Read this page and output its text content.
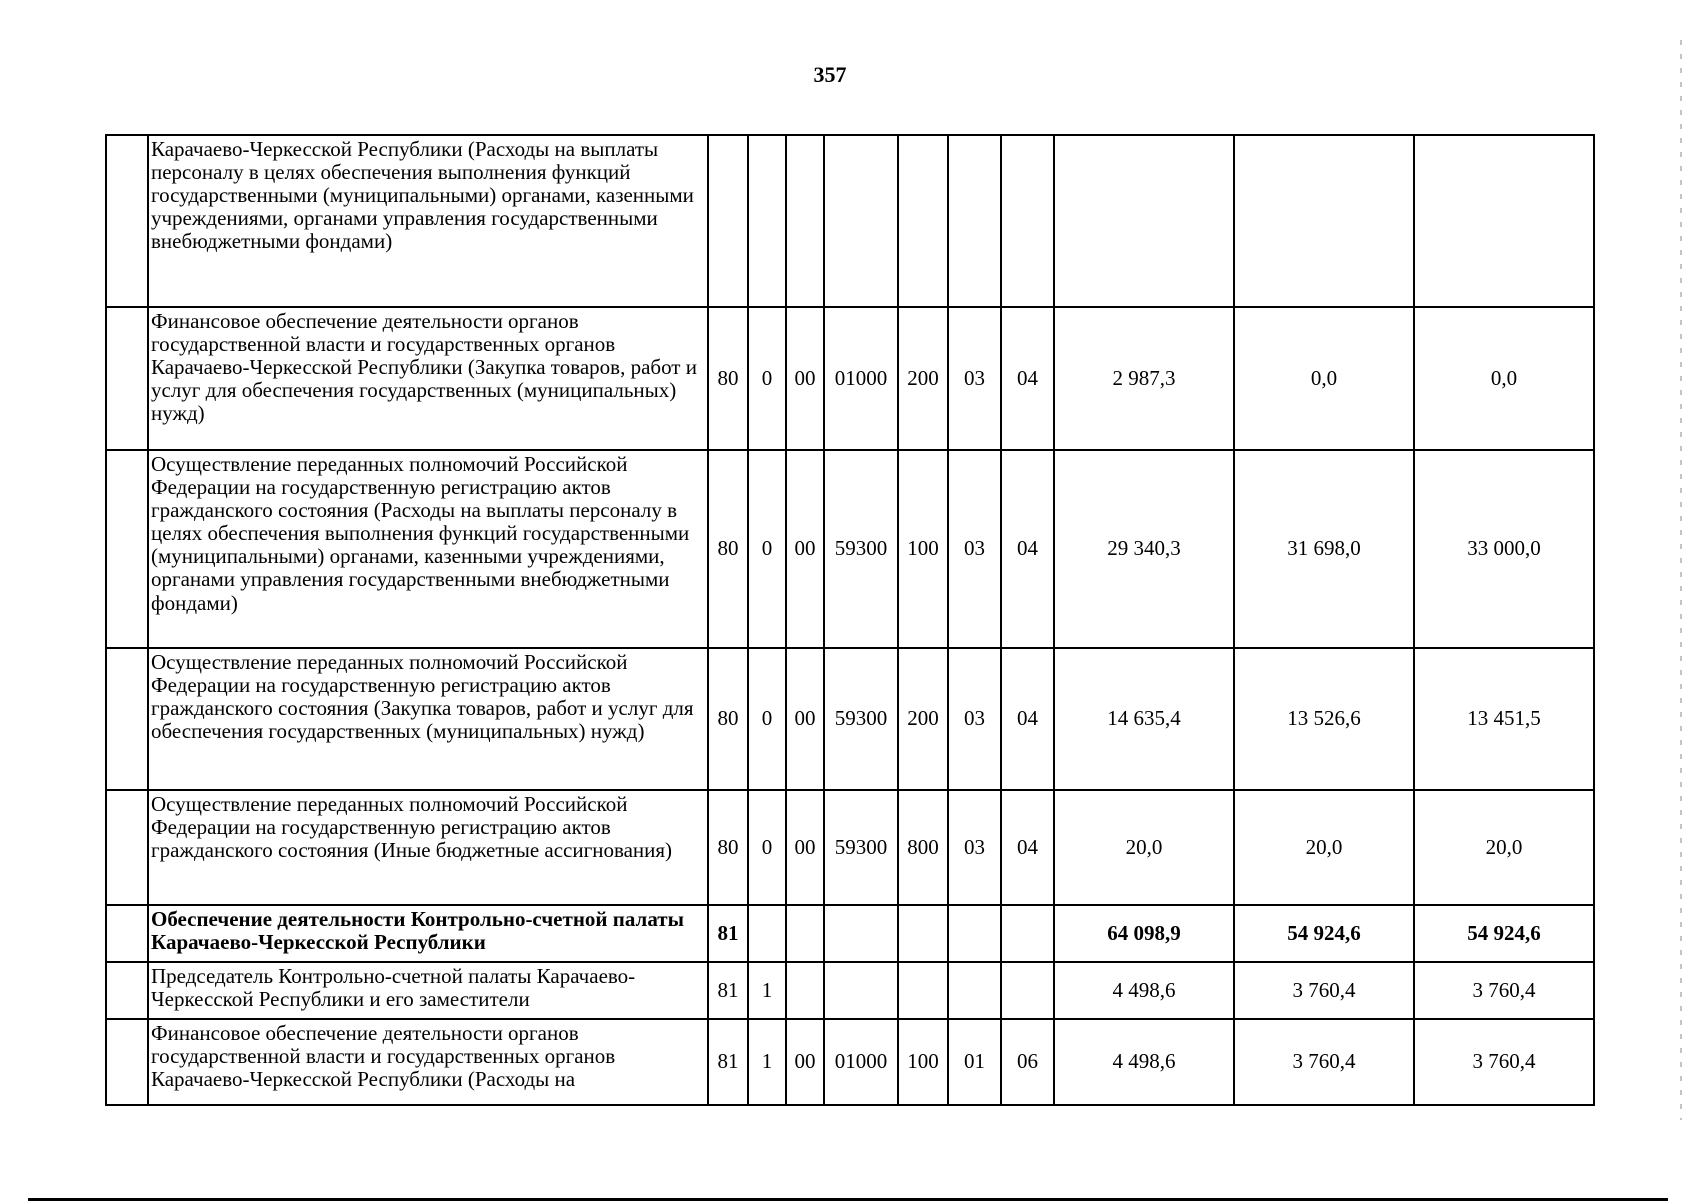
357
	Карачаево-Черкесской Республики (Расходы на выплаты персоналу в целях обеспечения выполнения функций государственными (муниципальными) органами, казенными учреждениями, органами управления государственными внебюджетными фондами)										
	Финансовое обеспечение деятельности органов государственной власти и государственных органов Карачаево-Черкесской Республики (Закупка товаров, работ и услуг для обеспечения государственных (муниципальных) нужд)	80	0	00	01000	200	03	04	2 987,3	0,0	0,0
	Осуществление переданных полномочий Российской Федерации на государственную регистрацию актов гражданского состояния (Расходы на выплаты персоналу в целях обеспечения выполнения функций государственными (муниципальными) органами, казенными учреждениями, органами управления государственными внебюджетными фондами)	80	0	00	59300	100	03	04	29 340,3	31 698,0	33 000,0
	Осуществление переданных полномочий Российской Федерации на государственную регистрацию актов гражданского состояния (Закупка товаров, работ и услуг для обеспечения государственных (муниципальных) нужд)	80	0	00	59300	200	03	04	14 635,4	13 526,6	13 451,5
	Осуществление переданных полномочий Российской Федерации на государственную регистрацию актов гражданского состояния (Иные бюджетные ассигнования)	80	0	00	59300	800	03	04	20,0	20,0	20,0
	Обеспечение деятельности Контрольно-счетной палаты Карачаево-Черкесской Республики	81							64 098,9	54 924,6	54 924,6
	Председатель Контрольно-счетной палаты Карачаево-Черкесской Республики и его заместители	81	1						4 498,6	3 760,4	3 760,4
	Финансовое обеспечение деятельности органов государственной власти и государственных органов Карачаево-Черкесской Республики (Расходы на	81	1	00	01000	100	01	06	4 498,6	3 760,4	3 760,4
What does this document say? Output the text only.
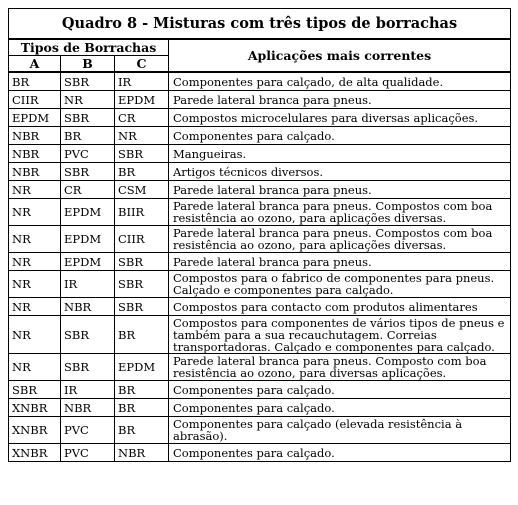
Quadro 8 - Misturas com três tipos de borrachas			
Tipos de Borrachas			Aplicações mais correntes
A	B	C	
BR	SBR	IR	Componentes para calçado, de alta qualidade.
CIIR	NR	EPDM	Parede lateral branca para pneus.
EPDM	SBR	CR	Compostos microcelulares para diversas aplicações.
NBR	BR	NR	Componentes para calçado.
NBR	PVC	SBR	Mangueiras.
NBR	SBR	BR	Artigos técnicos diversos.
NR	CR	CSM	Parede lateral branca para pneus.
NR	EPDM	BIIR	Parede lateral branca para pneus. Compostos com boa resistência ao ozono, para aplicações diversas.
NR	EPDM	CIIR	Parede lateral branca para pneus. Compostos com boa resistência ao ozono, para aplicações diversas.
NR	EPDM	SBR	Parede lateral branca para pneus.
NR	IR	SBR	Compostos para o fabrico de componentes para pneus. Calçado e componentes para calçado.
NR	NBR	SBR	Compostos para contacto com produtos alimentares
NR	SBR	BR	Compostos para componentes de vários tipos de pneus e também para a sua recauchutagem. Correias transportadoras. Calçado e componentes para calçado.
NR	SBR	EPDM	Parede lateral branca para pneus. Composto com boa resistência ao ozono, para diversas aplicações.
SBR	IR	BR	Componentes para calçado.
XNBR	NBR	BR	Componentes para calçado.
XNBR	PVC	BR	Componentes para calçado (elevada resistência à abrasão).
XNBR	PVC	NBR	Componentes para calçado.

● ● ● ● ●

_AIM OF THE EXERCISE_
Quote verbatim the final run of lines in the material above, from the line that contains "What does this" through the very last line, excluding any pictures.

_WORKED ANSWER_
What does this document say? Output the text only.
Quadro 8 - Misturas com três tipos de borrachas			
Tipos de Borrachas			Aplicações mais correntes
A	B	C	
BR	SBR	IR	Componentes para calçado, de alta qualidade.
CIIR	NR	EPDM	Parede lateral branca para pneus.
EPDM	SBR	CR	Compostos microcelulares para diversas aplicações.
NBR	BR	NR	Componentes para calçado.
NBR	PVC	SBR	Mangueiras.
NBR	SBR	BR	Artigos técnicos diversos.
NR	CR	CSM	Parede lateral branca para pneus.
NR	EPDM	BIIR	Parede lateral branca para pneus. Compostos com boa resistência ao ozono, para aplicações diversas.
NR	EPDM	CIIR	Parede lateral branca para pneus. Compostos com boa resistência ao ozono, para aplicações diversas.
NR	EPDM	SBR	Parede lateral branca para pneus.
NR	IR	SBR	Compostos para o fabrico de componentes para pneus. Calçado e componentes para calçado.
NR	NBR	SBR	Compostos para contacto com produtos alimentares
NR	SBR	BR	Compostos para componentes de vários tipos de pneus e também para a sua recauchutagem. Correias transportadoras. Calçado e componentes para calçado.
NR	SBR	EPDM	Parede lateral branca para pneus. Composto com boa resistência ao ozono, para diversas aplicações.
SBR	IR	BR	Componentes para calçado.
XNBR	NBR	BR	Componentes para calçado.
XNBR	PVC	BR	Componentes para calçado (elevada resistência à abrasão).
XNBR	PVC	NBR	Componentes para calçado.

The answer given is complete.